Your goal:
Count the lines in the material below that contain the string "range", and give only the number.

Image element box records:
====

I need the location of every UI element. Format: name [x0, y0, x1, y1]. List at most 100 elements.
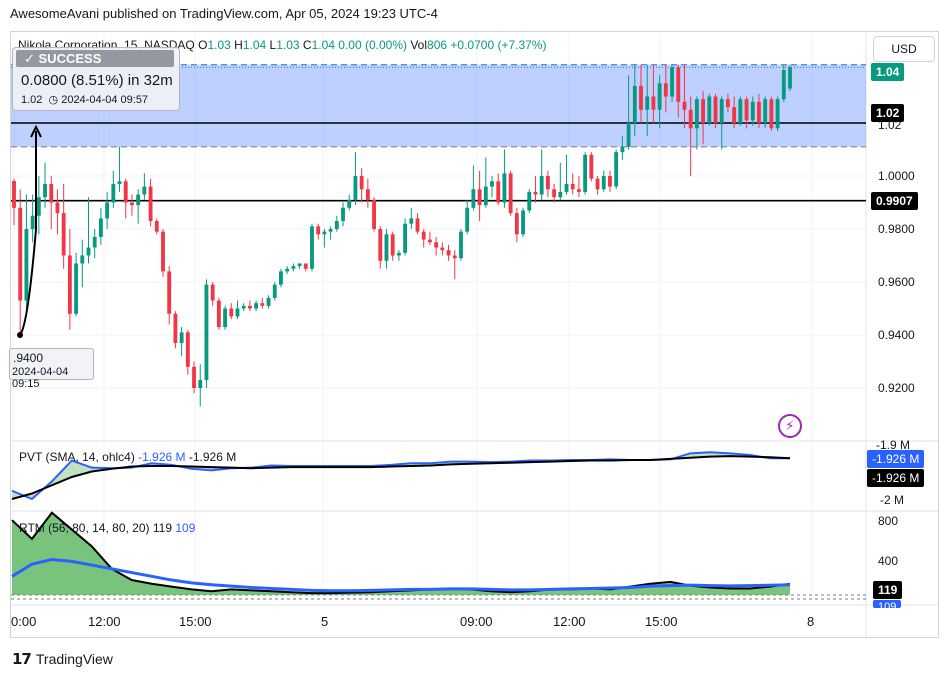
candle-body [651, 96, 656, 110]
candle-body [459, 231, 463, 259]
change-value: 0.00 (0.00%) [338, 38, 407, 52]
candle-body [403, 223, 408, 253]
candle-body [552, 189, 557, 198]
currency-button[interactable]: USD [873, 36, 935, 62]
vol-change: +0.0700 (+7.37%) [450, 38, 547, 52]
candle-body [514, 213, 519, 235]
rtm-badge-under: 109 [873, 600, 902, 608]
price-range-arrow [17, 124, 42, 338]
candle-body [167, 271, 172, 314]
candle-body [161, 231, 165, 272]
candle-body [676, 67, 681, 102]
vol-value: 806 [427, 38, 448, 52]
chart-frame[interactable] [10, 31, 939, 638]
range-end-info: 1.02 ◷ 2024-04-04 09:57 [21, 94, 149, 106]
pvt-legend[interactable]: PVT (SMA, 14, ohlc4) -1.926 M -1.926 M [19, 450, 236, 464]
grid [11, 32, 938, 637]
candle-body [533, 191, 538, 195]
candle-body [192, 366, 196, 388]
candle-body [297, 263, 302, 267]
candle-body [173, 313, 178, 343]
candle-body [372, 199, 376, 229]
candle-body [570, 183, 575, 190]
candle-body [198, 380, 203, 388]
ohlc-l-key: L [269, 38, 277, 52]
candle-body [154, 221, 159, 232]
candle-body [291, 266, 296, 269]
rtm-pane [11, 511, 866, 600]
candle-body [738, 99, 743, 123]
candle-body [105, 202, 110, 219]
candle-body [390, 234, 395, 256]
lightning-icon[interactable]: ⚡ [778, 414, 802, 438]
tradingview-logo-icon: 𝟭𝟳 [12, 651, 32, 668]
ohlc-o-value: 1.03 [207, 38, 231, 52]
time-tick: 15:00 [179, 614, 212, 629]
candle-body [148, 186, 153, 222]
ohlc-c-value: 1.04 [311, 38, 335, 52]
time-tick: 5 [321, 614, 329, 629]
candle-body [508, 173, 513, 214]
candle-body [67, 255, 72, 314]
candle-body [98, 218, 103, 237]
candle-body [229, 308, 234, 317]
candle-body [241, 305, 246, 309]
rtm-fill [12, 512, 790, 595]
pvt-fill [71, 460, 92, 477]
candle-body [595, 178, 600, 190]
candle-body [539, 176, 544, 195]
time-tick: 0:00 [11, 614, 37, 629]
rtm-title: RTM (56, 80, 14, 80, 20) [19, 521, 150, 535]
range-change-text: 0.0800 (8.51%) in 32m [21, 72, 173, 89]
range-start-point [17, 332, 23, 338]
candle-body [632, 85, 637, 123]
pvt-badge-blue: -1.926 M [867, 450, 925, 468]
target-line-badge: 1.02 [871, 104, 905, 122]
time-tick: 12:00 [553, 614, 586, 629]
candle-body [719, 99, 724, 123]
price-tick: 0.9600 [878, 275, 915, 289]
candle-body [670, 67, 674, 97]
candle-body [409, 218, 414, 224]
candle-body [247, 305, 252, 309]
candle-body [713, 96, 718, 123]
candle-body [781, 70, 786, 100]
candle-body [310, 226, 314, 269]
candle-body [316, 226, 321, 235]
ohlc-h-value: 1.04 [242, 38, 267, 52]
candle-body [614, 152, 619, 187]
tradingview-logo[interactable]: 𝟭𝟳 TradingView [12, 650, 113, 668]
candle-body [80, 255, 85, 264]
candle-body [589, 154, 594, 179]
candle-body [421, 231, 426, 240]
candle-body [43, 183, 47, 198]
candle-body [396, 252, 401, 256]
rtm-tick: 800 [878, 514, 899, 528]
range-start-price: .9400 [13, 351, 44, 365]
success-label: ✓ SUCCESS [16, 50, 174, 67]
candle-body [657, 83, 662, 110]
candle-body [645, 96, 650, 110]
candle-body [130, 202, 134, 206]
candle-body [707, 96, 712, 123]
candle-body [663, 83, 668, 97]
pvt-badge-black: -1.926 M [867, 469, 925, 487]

====

Reply:
5